Goal = Filter this data down to the lines that hold "values", and copy them.

Provided records =
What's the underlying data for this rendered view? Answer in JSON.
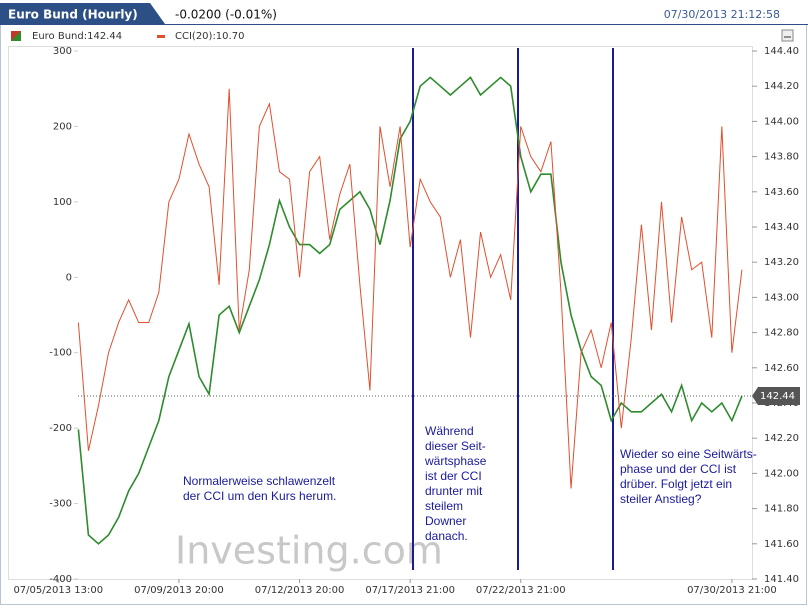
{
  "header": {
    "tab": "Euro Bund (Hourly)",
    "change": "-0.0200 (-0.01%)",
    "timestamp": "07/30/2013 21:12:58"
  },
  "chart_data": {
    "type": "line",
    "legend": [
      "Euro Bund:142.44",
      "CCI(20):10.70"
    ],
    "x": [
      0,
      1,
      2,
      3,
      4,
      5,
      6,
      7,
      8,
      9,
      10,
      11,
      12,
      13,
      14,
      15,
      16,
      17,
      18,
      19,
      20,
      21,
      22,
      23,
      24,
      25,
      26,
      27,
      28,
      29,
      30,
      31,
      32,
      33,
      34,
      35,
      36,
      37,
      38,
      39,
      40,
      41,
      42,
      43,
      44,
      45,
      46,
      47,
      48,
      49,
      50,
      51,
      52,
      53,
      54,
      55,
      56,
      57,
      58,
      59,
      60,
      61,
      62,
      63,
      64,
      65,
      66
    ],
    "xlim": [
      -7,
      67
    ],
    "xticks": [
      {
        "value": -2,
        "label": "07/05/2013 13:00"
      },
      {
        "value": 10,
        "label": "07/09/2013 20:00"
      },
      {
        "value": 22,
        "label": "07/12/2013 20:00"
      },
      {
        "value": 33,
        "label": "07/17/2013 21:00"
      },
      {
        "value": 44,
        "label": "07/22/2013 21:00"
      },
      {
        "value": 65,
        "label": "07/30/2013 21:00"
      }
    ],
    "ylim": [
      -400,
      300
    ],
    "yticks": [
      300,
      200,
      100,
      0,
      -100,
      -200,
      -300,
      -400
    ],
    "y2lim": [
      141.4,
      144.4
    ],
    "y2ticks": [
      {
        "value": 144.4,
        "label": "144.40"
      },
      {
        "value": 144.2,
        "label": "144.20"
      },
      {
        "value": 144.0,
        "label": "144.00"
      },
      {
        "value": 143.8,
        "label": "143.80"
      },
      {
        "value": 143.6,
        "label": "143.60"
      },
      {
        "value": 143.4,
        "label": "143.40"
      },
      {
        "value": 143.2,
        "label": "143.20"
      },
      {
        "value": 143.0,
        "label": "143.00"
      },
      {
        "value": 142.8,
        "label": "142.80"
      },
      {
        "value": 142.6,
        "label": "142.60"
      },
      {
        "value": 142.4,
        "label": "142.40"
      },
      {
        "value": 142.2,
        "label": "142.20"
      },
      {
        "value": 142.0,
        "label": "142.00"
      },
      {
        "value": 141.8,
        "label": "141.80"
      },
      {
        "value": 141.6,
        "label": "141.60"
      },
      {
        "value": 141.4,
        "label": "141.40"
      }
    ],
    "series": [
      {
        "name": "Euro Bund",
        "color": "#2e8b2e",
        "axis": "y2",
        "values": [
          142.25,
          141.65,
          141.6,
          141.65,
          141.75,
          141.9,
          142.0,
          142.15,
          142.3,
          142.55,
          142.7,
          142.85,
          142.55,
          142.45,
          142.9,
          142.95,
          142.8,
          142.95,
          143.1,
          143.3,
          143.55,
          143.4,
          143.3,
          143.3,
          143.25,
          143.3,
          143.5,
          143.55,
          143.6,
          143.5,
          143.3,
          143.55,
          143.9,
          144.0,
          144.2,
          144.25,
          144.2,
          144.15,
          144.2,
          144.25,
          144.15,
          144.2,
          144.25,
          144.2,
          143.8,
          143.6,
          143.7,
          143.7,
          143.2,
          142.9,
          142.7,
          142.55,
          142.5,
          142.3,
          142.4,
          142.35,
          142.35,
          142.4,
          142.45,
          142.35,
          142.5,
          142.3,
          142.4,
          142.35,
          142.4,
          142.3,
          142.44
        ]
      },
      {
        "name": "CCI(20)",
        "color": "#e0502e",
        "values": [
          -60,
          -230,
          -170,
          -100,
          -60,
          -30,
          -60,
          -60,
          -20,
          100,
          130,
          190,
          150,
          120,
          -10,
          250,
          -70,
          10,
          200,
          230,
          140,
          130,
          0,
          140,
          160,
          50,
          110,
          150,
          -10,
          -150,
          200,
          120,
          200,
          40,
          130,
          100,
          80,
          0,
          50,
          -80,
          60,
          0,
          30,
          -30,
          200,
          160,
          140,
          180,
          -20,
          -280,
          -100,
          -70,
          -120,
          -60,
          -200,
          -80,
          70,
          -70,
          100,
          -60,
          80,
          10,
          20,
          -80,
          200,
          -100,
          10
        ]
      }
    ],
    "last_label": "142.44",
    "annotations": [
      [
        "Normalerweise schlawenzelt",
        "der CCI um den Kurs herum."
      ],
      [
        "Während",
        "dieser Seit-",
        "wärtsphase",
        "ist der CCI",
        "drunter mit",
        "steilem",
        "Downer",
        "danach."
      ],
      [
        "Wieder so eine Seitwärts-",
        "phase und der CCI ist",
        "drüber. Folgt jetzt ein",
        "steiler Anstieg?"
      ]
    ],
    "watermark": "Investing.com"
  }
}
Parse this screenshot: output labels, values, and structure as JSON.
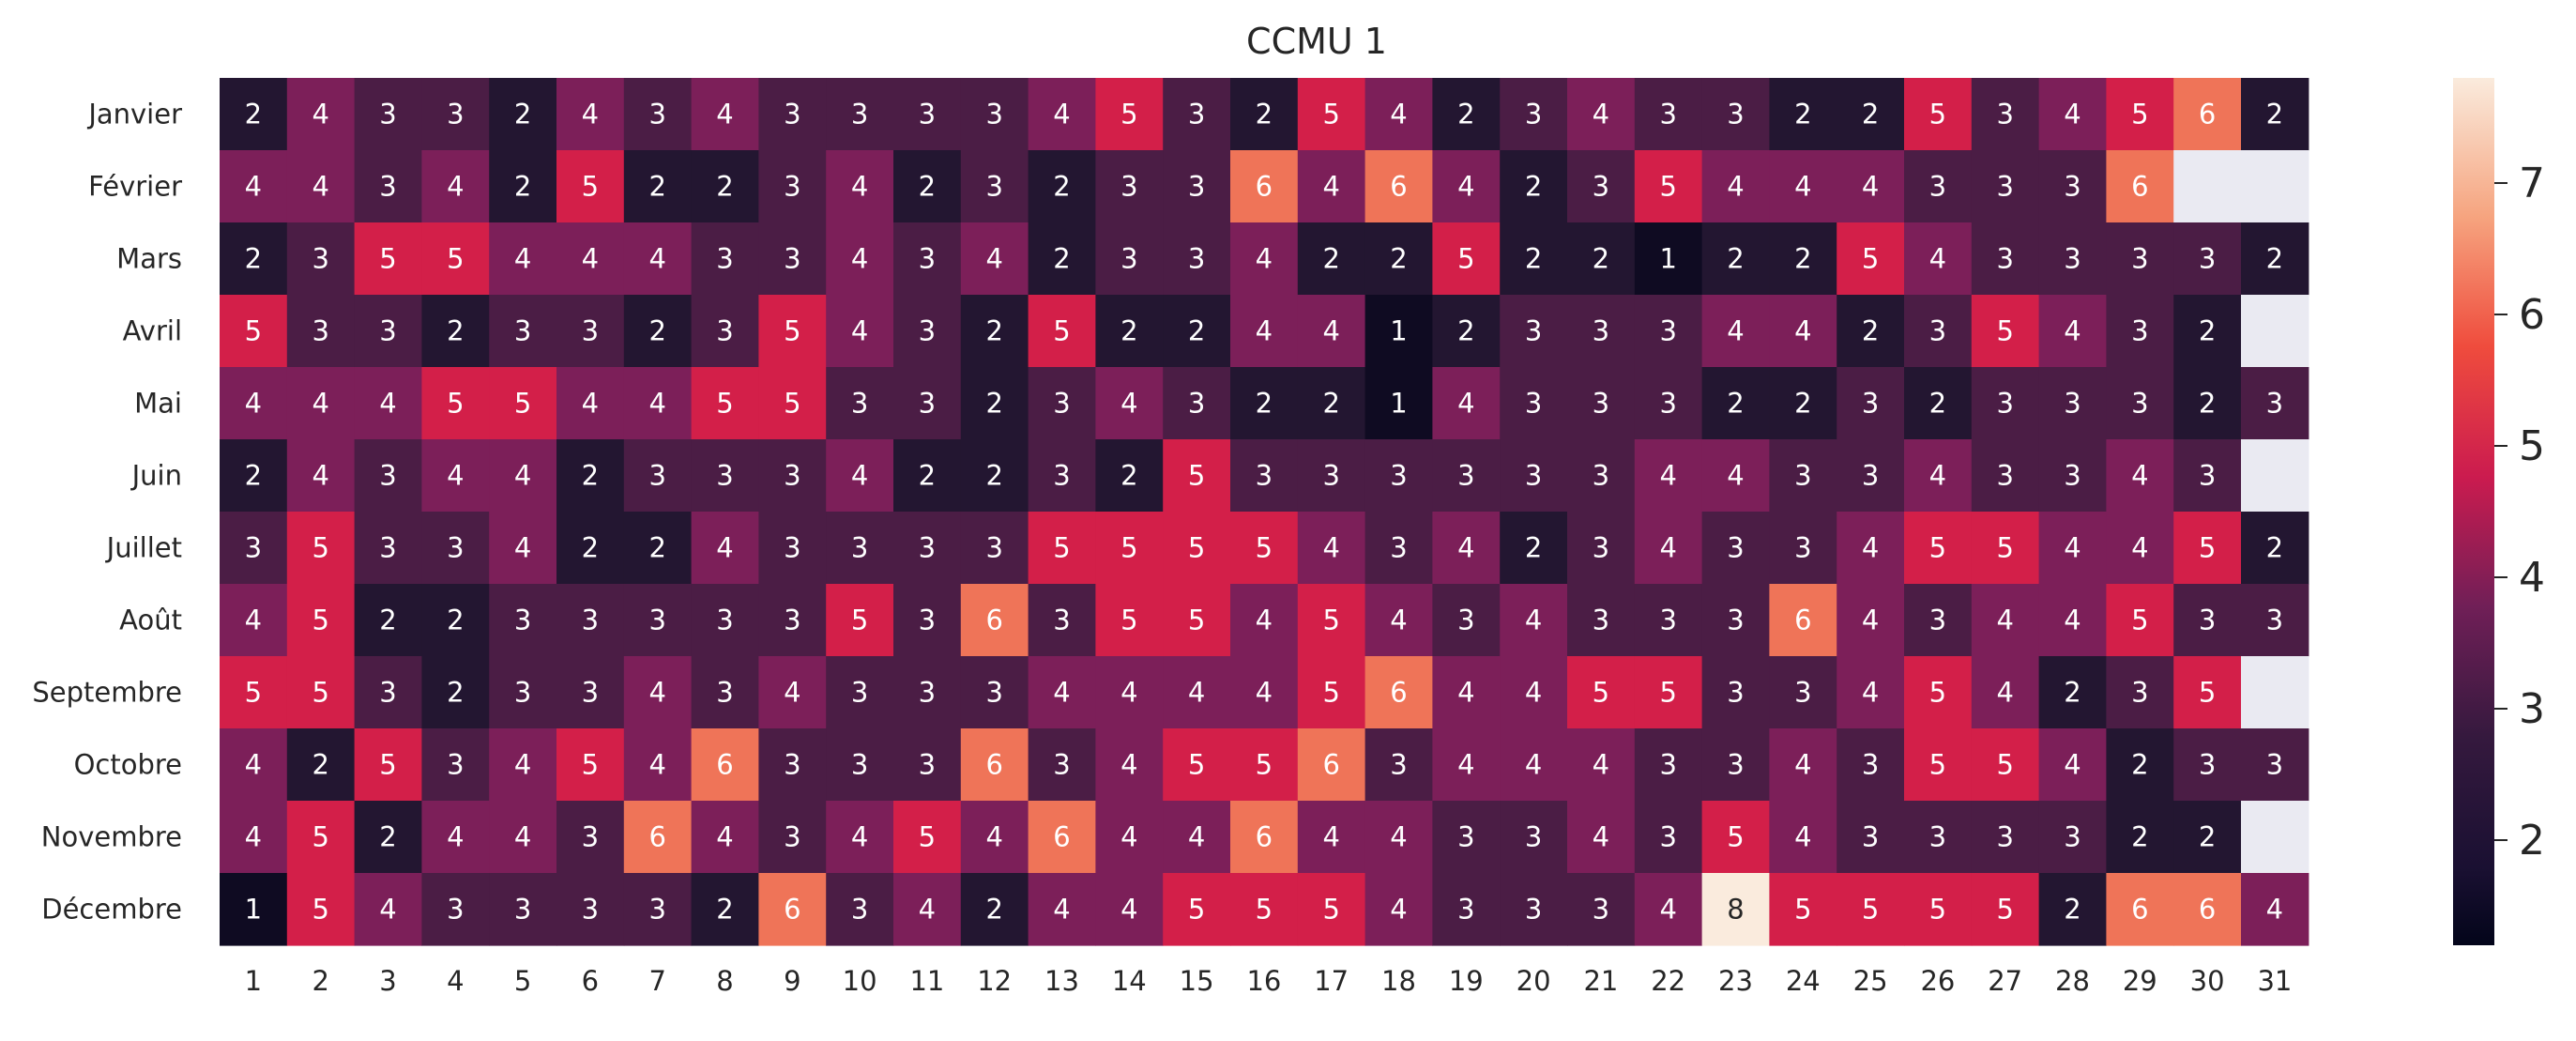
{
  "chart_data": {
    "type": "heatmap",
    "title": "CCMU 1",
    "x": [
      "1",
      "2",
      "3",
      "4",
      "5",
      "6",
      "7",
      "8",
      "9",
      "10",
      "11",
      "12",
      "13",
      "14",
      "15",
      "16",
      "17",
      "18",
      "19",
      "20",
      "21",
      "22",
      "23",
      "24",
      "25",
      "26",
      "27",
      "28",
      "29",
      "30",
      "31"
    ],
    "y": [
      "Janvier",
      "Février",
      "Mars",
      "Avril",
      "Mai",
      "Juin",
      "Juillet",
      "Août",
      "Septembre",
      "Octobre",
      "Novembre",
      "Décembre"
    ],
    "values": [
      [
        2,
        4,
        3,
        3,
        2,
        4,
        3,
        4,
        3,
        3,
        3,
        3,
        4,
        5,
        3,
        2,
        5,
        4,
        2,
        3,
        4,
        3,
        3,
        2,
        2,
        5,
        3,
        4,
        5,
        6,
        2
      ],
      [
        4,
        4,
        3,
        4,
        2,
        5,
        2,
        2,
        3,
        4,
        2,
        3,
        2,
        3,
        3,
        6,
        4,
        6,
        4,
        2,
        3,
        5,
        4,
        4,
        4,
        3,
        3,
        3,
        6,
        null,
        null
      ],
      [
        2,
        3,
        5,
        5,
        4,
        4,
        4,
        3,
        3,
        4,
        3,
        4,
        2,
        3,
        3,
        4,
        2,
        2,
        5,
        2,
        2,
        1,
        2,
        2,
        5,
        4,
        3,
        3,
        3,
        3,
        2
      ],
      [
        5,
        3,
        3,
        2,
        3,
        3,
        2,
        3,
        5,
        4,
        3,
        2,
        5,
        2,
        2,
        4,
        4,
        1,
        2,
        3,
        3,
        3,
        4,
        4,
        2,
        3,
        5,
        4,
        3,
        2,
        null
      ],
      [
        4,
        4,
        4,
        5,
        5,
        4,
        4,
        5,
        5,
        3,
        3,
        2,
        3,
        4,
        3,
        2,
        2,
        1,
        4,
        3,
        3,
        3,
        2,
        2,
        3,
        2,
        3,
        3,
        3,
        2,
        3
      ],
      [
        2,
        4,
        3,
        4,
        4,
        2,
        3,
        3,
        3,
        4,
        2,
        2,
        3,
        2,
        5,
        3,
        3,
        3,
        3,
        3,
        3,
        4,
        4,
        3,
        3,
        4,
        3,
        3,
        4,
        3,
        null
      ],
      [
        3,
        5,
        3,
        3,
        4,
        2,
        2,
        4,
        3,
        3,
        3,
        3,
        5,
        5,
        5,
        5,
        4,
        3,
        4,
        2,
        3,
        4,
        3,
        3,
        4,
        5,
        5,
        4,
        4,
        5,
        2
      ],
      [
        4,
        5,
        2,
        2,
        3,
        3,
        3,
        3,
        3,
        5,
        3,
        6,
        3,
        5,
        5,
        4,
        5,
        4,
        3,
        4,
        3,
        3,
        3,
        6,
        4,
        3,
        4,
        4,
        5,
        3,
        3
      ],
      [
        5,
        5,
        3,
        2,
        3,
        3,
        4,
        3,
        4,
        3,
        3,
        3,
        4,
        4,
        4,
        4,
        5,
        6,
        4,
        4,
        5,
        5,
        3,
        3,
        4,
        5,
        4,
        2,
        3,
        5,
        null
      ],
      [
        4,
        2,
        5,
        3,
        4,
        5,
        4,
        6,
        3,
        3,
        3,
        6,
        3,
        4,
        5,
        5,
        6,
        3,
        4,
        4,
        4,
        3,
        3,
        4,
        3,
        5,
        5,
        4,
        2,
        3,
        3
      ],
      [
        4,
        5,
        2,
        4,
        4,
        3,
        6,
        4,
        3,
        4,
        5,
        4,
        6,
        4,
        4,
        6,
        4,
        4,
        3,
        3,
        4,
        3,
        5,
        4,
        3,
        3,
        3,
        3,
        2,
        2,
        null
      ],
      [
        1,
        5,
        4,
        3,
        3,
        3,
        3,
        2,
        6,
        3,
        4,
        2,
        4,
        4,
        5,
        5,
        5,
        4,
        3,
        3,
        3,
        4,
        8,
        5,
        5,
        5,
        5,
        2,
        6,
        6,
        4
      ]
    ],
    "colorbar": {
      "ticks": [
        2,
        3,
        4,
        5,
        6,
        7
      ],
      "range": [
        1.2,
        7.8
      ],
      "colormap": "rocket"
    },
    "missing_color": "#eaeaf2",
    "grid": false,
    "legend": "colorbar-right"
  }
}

Written answer =
        "values": [
        "values": [
Parse this screenshot: output labels, values, and structure as JSON.
    "values": [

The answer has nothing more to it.